__GOAL__: Copy out each line featuring the string "answers" from the entries beneath.

__DATA ENTRIES__:
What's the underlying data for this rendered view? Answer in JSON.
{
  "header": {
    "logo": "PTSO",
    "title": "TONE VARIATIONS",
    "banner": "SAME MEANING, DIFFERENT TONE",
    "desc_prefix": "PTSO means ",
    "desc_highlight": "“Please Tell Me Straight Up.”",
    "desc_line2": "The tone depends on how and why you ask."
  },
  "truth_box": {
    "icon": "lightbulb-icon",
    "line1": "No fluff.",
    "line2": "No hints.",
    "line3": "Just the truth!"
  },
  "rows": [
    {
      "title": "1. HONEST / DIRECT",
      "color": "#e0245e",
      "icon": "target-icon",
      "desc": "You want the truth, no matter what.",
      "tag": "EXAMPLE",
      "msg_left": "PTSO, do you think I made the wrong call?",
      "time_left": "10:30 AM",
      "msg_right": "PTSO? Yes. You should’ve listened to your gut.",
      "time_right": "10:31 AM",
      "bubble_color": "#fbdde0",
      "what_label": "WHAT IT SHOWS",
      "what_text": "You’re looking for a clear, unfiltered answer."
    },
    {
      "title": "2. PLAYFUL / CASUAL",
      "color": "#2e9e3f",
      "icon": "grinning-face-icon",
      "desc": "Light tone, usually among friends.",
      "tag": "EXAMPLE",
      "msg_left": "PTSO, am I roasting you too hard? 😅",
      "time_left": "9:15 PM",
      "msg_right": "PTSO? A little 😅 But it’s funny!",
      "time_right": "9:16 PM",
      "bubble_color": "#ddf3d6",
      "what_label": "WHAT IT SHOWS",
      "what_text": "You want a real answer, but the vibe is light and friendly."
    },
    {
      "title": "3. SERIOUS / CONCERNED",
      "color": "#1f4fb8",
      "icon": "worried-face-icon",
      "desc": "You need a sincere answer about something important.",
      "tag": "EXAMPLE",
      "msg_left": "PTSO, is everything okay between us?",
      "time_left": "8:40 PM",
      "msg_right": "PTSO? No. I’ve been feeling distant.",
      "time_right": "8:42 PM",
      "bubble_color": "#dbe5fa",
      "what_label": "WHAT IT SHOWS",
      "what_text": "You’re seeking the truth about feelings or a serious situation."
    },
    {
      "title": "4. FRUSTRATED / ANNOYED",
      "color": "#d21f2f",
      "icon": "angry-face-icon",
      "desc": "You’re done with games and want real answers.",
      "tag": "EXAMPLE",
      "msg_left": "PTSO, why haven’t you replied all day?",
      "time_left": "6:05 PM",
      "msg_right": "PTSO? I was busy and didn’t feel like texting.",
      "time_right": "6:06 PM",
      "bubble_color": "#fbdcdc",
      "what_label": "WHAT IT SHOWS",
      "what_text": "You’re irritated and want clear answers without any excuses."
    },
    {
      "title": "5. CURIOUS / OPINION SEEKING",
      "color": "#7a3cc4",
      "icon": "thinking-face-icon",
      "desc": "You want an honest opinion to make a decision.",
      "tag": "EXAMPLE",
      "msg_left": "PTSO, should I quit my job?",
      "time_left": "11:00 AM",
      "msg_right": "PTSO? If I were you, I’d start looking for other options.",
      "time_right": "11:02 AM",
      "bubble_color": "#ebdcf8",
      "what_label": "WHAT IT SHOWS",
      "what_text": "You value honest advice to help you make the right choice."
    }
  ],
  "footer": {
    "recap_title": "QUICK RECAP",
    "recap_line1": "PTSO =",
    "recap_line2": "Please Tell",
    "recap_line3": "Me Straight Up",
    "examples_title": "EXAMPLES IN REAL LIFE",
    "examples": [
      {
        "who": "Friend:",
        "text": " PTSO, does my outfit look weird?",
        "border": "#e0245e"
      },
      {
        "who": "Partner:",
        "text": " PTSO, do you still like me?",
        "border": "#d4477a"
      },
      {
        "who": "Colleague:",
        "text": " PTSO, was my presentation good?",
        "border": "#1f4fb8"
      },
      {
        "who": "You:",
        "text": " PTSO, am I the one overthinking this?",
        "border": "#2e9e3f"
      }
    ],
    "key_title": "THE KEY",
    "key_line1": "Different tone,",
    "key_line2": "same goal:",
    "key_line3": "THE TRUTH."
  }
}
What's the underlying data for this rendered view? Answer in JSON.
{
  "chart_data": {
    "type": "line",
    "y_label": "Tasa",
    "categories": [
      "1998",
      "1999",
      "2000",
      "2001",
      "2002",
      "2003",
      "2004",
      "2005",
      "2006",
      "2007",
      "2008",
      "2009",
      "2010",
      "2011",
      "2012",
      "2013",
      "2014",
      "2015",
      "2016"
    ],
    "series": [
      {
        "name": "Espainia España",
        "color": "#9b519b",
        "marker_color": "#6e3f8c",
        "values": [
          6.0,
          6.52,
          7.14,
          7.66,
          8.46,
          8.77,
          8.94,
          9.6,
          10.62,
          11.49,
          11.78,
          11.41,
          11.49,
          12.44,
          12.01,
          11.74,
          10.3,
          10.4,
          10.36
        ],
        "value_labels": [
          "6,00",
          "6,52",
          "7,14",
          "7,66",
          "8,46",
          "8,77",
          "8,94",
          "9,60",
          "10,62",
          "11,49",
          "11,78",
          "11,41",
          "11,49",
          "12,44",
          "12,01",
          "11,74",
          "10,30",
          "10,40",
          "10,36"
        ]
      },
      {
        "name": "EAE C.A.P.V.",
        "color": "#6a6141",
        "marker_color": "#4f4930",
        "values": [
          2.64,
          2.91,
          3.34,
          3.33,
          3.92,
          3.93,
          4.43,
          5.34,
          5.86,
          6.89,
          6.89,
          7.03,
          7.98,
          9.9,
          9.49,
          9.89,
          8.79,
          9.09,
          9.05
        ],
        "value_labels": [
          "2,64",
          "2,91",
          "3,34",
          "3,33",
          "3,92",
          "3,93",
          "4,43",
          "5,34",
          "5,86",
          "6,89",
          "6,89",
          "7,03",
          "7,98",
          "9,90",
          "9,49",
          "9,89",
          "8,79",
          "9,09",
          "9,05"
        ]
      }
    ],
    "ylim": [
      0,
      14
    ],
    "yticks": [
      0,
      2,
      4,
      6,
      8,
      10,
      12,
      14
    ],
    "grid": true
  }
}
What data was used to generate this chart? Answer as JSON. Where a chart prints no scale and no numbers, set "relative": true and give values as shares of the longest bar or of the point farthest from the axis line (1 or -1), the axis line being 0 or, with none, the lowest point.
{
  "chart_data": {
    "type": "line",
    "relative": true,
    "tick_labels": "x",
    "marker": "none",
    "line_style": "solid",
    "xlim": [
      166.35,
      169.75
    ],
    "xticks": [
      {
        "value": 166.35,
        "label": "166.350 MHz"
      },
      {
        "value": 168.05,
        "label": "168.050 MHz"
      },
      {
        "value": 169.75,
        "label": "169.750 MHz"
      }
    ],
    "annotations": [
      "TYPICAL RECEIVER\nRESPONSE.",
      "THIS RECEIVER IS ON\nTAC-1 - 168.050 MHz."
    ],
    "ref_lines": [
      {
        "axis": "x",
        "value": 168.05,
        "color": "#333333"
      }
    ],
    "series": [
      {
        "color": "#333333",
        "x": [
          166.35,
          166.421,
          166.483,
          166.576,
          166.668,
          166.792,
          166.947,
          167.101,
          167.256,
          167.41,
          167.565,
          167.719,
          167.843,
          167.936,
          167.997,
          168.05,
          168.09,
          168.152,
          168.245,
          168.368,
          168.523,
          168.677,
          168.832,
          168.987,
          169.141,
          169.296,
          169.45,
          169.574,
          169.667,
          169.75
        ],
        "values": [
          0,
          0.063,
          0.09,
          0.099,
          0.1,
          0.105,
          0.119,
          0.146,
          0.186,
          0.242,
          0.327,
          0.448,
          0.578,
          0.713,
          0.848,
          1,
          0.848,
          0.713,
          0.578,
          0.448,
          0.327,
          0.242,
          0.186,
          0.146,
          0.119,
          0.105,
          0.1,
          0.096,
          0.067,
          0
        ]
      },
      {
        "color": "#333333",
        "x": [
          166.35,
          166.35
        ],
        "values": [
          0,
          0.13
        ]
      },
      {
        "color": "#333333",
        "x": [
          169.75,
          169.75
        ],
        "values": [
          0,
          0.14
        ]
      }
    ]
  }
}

__WRITTEN REPLY__:
      "desc": "You’re done with games and want real answers.",
      "what_text": "You’re irritated and want clear answers without any excuses."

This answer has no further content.